• **SET PROBLEM**:
Extract the lines beginning at the one that holds "What data populates" and ending at the final line of the material below, keeping them exact and leaving out all pictures.
— Start MATERIAL TO PROCESS —
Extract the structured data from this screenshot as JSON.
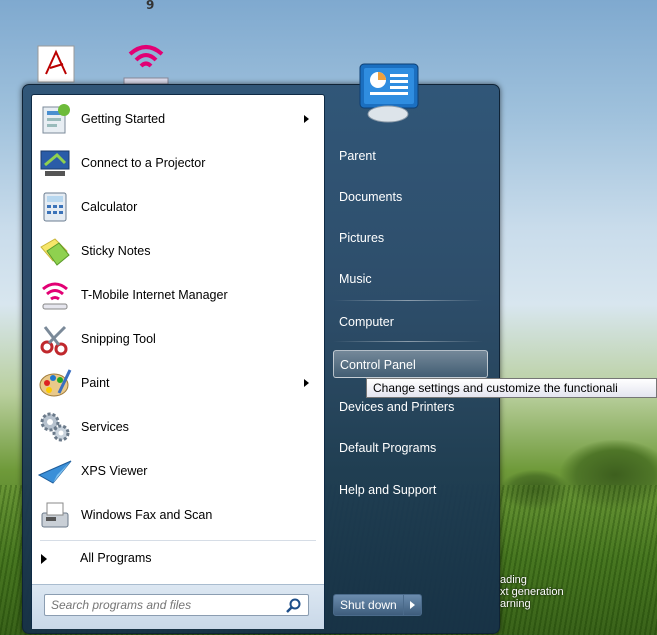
{
  "desktop": {
    "top_digit": "9"
  },
  "start_menu": {
    "programs": [
      {
        "label": "Getting Started",
        "icon": "getting-started-icon",
        "has_submenu": true
      },
      {
        "label": "Connect to a Projector",
        "icon": "projector-icon",
        "has_submenu": false
      },
      {
        "label": "Calculator",
        "icon": "calculator-icon",
        "has_submenu": false
      },
      {
        "label": "Sticky Notes",
        "icon": "sticky-notes-icon",
        "has_submenu": false
      },
      {
        "label": "T-Mobile Internet Manager",
        "icon": "wifi-icon",
        "has_submenu": false
      },
      {
        "label": "Snipping Tool",
        "icon": "scissors-icon",
        "has_submenu": false
      },
      {
        "label": "Paint",
        "icon": "paint-palette-icon",
        "has_submenu": true
      },
      {
        "label": "Services",
        "icon": "gears-icon",
        "has_submenu": false
      },
      {
        "label": "XPS Viewer",
        "icon": "paper-plane-icon",
        "has_submenu": false
      },
      {
        "label": "Windows Fax and Scan",
        "icon": "fax-icon",
        "has_submenu": false
      }
    ],
    "all_programs_label": "All Programs",
    "search": {
      "placeholder": "Search programs and files"
    },
    "right_pane": [
      {
        "label": "Parent"
      },
      {
        "label": "Documents"
      },
      {
        "label": "Pictures"
      },
      {
        "label": "Music"
      },
      {
        "label": "Computer"
      },
      {
        "label": "Control Panel"
      },
      {
        "label": "Devices and Printers"
      },
      {
        "label": "Default Programs"
      },
      {
        "label": "Help and Support"
      }
    ],
    "tooltip": "Change settings and customize the functionali",
    "shutdown_label": "Shut down"
  },
  "watermark": {
    "line1": "ading",
    "line2": "xt generation",
    "line3": "arning"
  }
}
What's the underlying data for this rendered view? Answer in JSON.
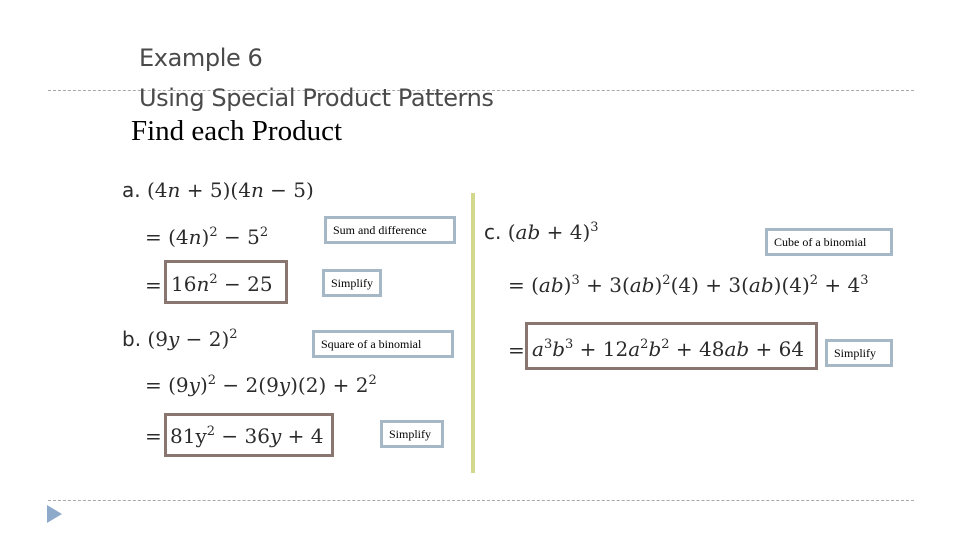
{
  "slide": {
    "title_line1": "Example 6",
    "title_line2": "Using Special Product Patterns",
    "heading": "Find each Product"
  },
  "problems": {
    "a": {
      "label": "a.",
      "expression": "(4n + 5)(4n − 5)",
      "step1": "= (4n)² − 5²",
      "answer": "16n² − 25",
      "notes": [
        "Sum and difference",
        "Simplify"
      ]
    },
    "b": {
      "label": "b.",
      "expression": "(9y − 2)²",
      "step1": "= (9y)² − 2(9y)(2) + 2²",
      "answer": "81y² − 36y + 4",
      "notes": [
        "Square of a binomial",
        "Simplify"
      ]
    },
    "c": {
      "label": "c.",
      "expression": "(ab + 4)³",
      "step1": "= (ab)³ + 3(ab)²(4) + 3(ab)(4)² + 4³",
      "answer": "a³b³ + 12a²b² + 48ab + 64",
      "notes": [
        "Cube of a binomial",
        "Simplify"
      ]
    }
  },
  "colors": {
    "answer_box_border": "#8a7670",
    "note_box_border": "#a6b7c6",
    "divider": "#d3d98c",
    "bullet_arrow": "#8eaacb"
  },
  "icons": {
    "bullet": "play-arrow-icon"
  }
}
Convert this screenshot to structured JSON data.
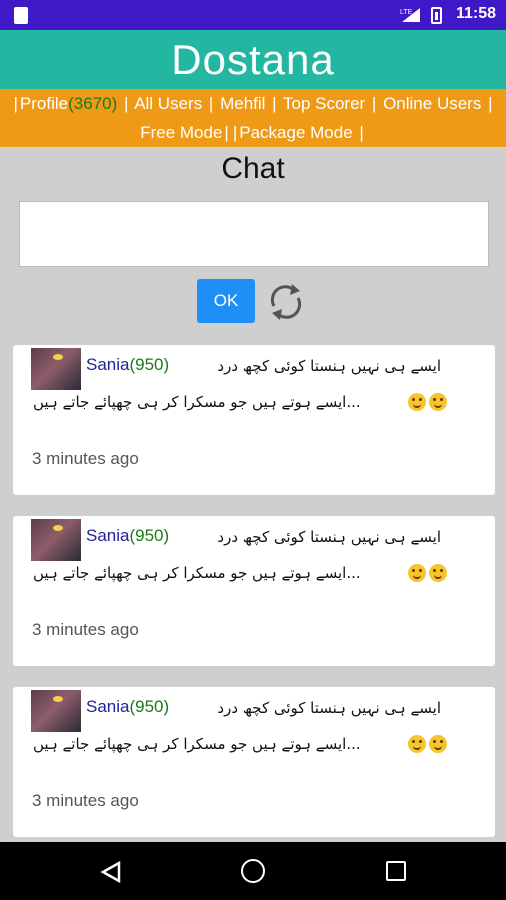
{
  "status_bar": {
    "time": "11:58",
    "network_label": "LTE"
  },
  "header": {
    "title": "Dostana"
  },
  "nav": {
    "profile_label": "Profile",
    "profile_score": "(3670)",
    "all_users": "All Users",
    "mehfil": "Mehfil",
    "top_scorer": "Top Scorer",
    "online_users": "Online Users",
    "free_mode": "Free Mode",
    "package_mode": "Package Mode"
  },
  "chat": {
    "title": "Chat",
    "input_value": "",
    "ok_label": "OK"
  },
  "messages": [
    {
      "user": "Sania",
      "score": "(950)",
      "line1": "ایسے ہی نہیں ہنستا کوئی کچھ درد",
      "line2": "...ایسے ہوتے ہیں جو مسکرا کر ہی چھپائے جاتے ہیں",
      "time": "3 minutes ago"
    },
    {
      "user": "Sania",
      "score": "(950)",
      "line1": "ایسے ہی نہیں ہنستا کوئی کچھ درد",
      "line2": "...ایسے ہوتے ہیں جو مسکرا کر ہی چھپائے جاتے ہیں",
      "time": "3 minutes ago"
    },
    {
      "user": "Sania",
      "score": "(950)",
      "line1": "ایسے ہی نہیں ہنستا کوئی کچھ درد",
      "line2": "...ایسے ہوتے ہیں جو مسکرا کر ہی چھپائے جاتے ہیں",
      "time": "3 minutes ago"
    }
  ],
  "colors": {
    "header": "#23b6a0",
    "nav": "#ef9a16",
    "status_bar": "#3f18c8",
    "button": "#1e8ff5",
    "score": "#1b7a18",
    "username": "#23229a"
  }
}
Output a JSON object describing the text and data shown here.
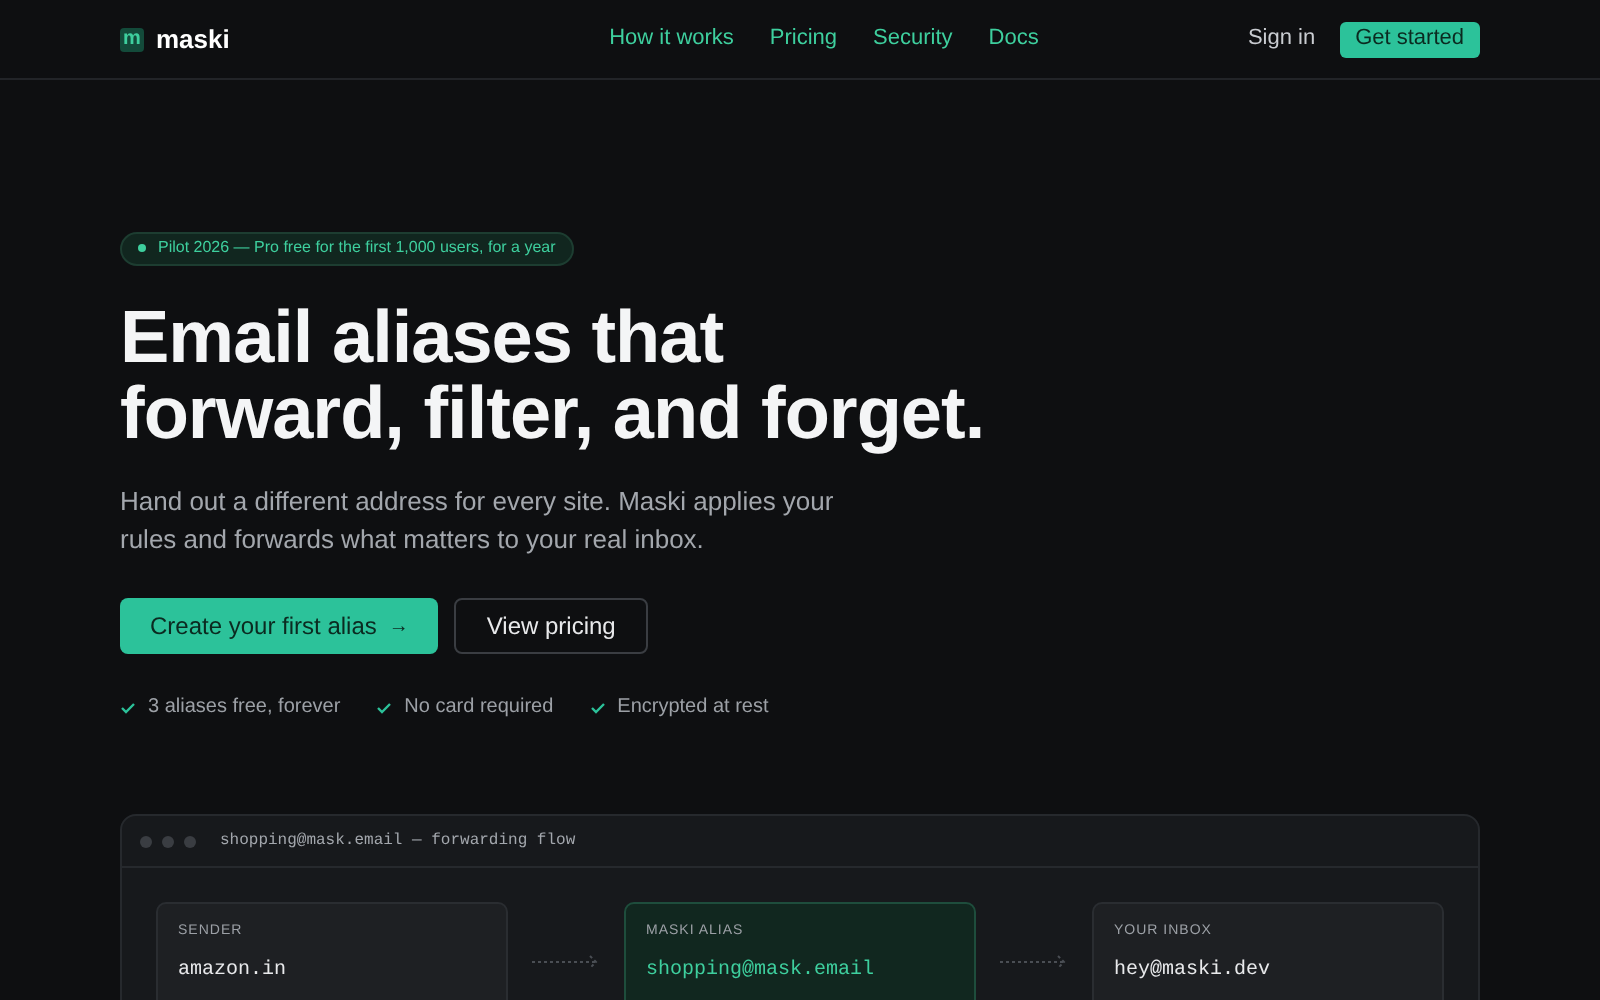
{
  "nav": {
    "logo_mark": "m",
    "brand": "maski",
    "links": [
      "How it works",
      "Pricing",
      "Security",
      "Docs"
    ],
    "sign_in": "Sign in",
    "cta": "Get started"
  },
  "hero": {
    "badge": "Pilot 2026 — Pro free for the first 1,000 users, for a year",
    "title_lines": [
      "Email aliases that",
      "forward, filter, and forget."
    ],
    "subtitle_lines": [
      "Hand out a different address for every site. Maski applies your",
      "rules and forwards what matters to your real inbox."
    ],
    "primary_button": {
      "label": "Create your first alias",
      "arrow": "→"
    },
    "secondary_button": "View pricing",
    "checks": [
      "3 aliases free, forever",
      "No card required",
      "Encrypted at rest"
    ]
  },
  "flow_panel": {
    "title": "shopping@mask.email — forwarding flow",
    "cards": [
      {
        "label": "SENDER",
        "value": "amazon.in",
        "highlighted": false
      },
      {
        "label": "MASKI ALIAS",
        "value": "shopping@mask.email",
        "highlighted": true
      },
      {
        "label": "YOUR INBOX",
        "value": "hey@maski.dev",
        "highlighted": false
      }
    ]
  }
}
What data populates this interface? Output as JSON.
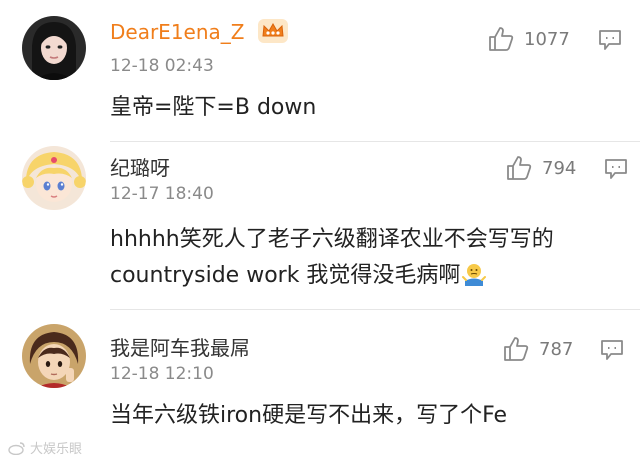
{
  "comments": [
    {
      "user": "DearE1ena_Z",
      "time": "12-18 02:43",
      "text": "皇帝=陛下=B down",
      "likes": "1077"
    },
    {
      "user": "纪璐呀",
      "time": "12-17 18:40",
      "text_line1": "hhhhh笑死人了老子六级翻译农业不会写写的",
      "text_line2": "countryside work 我觉得没毛病啊",
      "likes": "794"
    },
    {
      "user": "我是阿车我最屌",
      "time": "12-18 12:10",
      "text": "当年六级铁iron硬是写不出来，写了个Fe",
      "likes": "787"
    }
  ],
  "watermark": "大娱乐眼",
  "colors": {
    "vip_name": "#f07e1b",
    "name": "#333333",
    "time": "#8a8a8a",
    "text": "#222222",
    "icon": "#8a8a8a"
  },
  "icons": [
    "thumbs-up-icon",
    "comment-icon",
    "crown-vip-icon",
    "shrug-emoji"
  ]
}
— End MATERIAL TO PROCESS —
• **ANSWER**:
What data populates this interface? Output as JSON.
{
  "comments": [
    {
      "user": "DearE1ena_Z",
      "time": "12-18 02:43",
      "text": "皇帝=陛下=B down",
      "likes": "1077"
    },
    {
      "user": "纪璐呀",
      "time": "12-17 18:40",
      "text_line1": "hhhhh笑死人了老子六级翻译农业不会写写的",
      "text_line2": "countryside work 我觉得没毛病啊",
      "likes": "794"
    },
    {
      "user": "我是阿车我最屌",
      "time": "12-18 12:10",
      "text": "当年六级铁iron硬是写不出来，写了个Fe",
      "likes": "787"
    }
  ],
  "watermark": "大娱乐眼",
  "colors": {
    "vip_name": "#f07e1b",
    "name": "#333333",
    "time": "#8a8a8a",
    "text": "#222222",
    "icon": "#8a8a8a"
  },
  "icons": [
    "thumbs-up-icon",
    "comment-icon",
    "crown-vip-icon",
    "shrug-emoji"
  ]
}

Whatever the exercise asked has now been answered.